TASK TO COMPLETE: Of all the lines in the data below, how many contain "kérdés"? Report that number alone.

Recorded data:
○ ○ ○ ○

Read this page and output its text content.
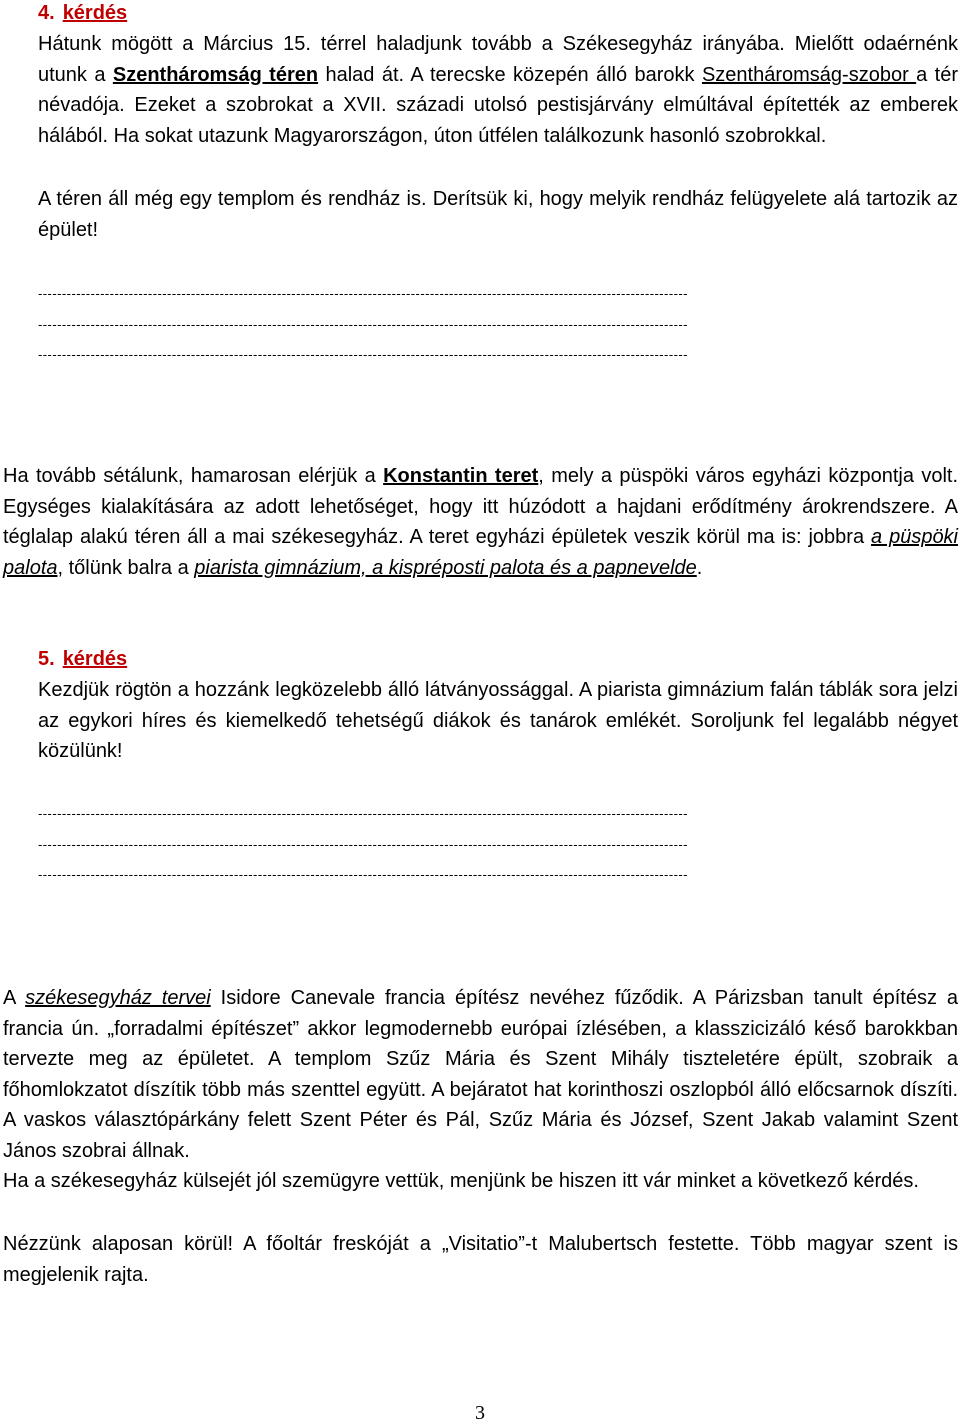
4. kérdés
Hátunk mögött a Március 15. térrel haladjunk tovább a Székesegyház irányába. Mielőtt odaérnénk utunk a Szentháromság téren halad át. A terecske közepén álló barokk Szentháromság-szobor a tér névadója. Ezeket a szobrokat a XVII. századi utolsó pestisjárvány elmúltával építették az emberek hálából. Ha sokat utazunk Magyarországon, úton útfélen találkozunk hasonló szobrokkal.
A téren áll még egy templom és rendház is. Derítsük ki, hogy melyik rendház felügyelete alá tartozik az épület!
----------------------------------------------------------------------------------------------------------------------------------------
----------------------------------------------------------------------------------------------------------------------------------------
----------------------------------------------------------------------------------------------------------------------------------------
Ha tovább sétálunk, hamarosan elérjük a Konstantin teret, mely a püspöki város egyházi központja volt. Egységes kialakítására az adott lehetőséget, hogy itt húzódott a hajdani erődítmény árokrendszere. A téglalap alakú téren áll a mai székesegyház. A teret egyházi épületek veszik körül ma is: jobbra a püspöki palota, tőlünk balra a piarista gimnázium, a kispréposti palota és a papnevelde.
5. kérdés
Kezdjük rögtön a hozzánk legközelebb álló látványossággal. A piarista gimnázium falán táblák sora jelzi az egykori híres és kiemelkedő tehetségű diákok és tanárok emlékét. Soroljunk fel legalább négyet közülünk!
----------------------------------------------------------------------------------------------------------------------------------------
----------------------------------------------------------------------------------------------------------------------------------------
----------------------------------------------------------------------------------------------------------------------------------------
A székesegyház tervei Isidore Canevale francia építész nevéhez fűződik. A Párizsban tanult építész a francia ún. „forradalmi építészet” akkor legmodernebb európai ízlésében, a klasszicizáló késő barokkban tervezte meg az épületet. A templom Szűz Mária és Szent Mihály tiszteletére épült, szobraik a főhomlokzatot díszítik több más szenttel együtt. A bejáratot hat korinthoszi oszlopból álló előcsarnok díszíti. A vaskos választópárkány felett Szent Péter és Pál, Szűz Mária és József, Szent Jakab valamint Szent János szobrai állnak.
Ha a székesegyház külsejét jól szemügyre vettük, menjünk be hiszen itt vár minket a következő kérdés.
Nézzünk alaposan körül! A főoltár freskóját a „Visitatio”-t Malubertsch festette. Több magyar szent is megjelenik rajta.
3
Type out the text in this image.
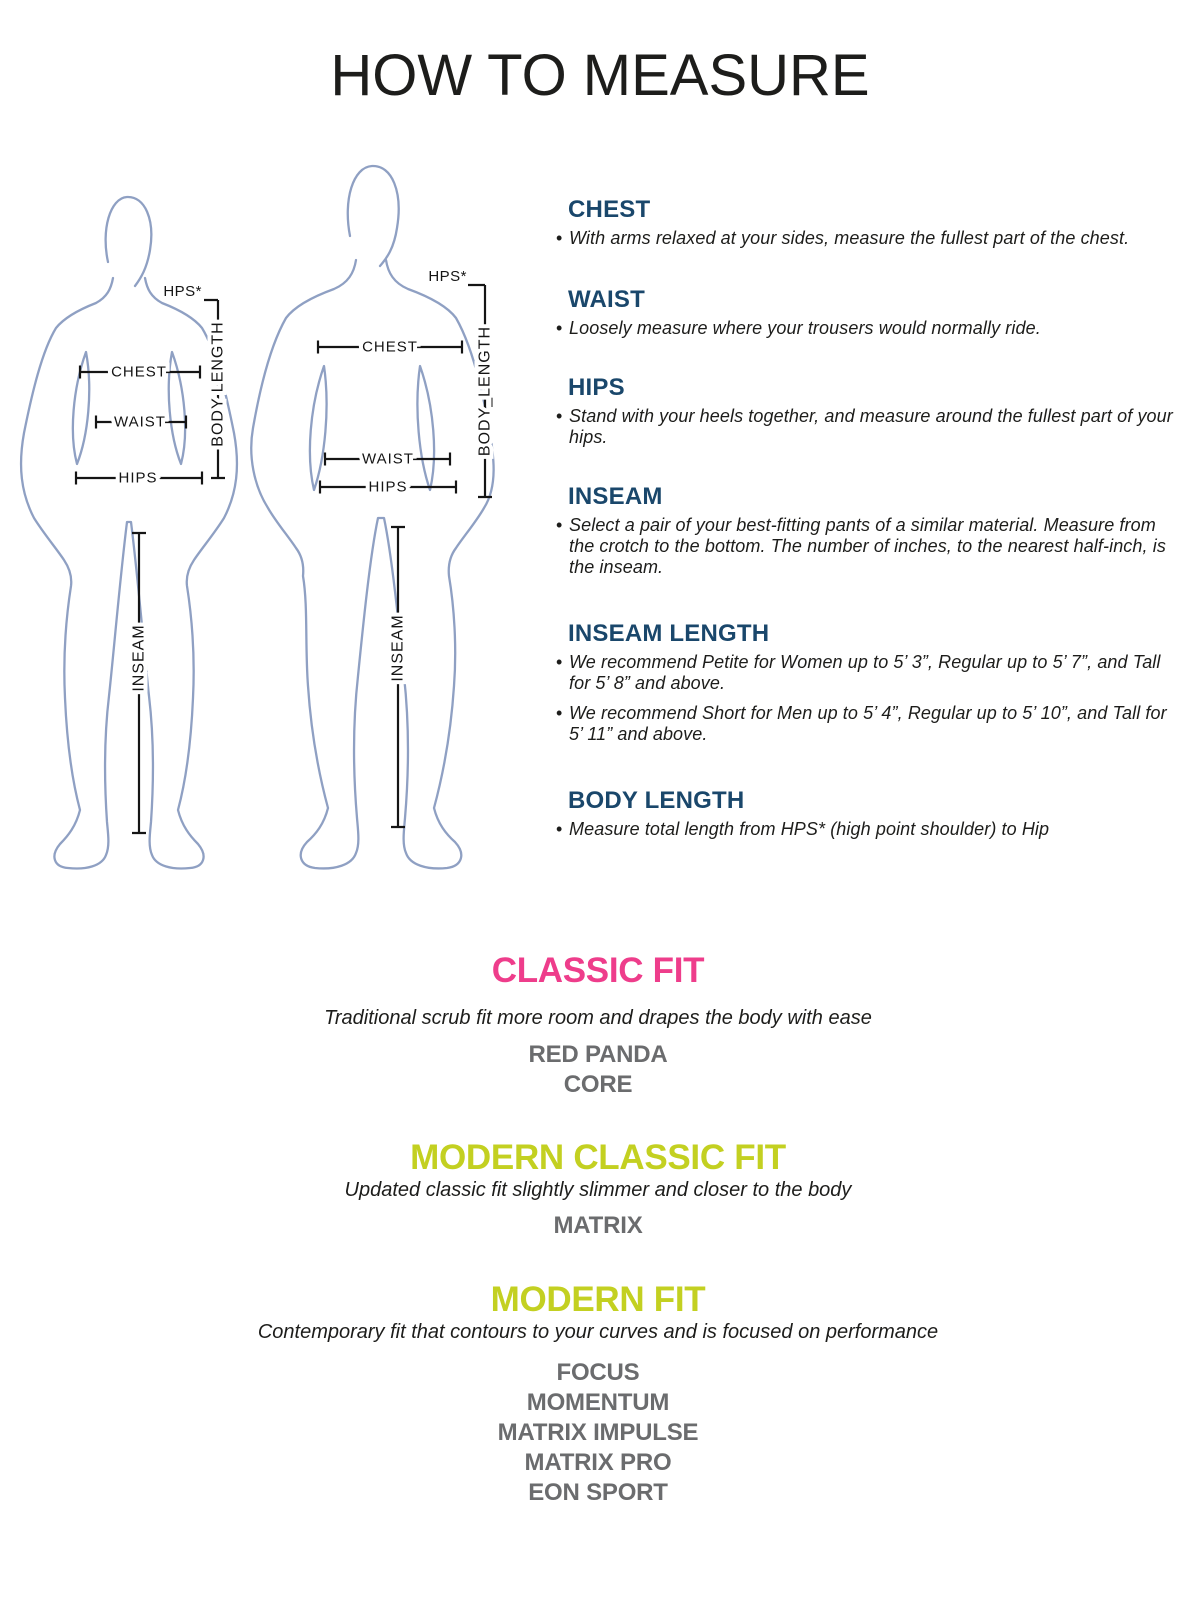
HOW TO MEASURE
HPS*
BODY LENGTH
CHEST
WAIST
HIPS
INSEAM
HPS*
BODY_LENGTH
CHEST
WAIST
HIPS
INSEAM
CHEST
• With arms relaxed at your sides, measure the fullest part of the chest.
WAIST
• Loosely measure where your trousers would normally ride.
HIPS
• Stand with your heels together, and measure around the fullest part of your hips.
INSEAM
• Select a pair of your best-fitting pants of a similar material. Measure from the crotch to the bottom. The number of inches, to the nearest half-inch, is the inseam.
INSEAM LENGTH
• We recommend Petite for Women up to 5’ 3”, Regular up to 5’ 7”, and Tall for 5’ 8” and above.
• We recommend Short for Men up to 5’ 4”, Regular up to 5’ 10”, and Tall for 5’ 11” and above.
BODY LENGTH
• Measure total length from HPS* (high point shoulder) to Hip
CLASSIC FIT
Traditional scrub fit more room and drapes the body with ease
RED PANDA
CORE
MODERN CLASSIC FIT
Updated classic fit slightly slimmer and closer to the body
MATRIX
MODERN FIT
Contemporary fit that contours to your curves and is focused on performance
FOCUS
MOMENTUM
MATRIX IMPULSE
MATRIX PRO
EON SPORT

○ ○ ○ ○

RESPONSE: 3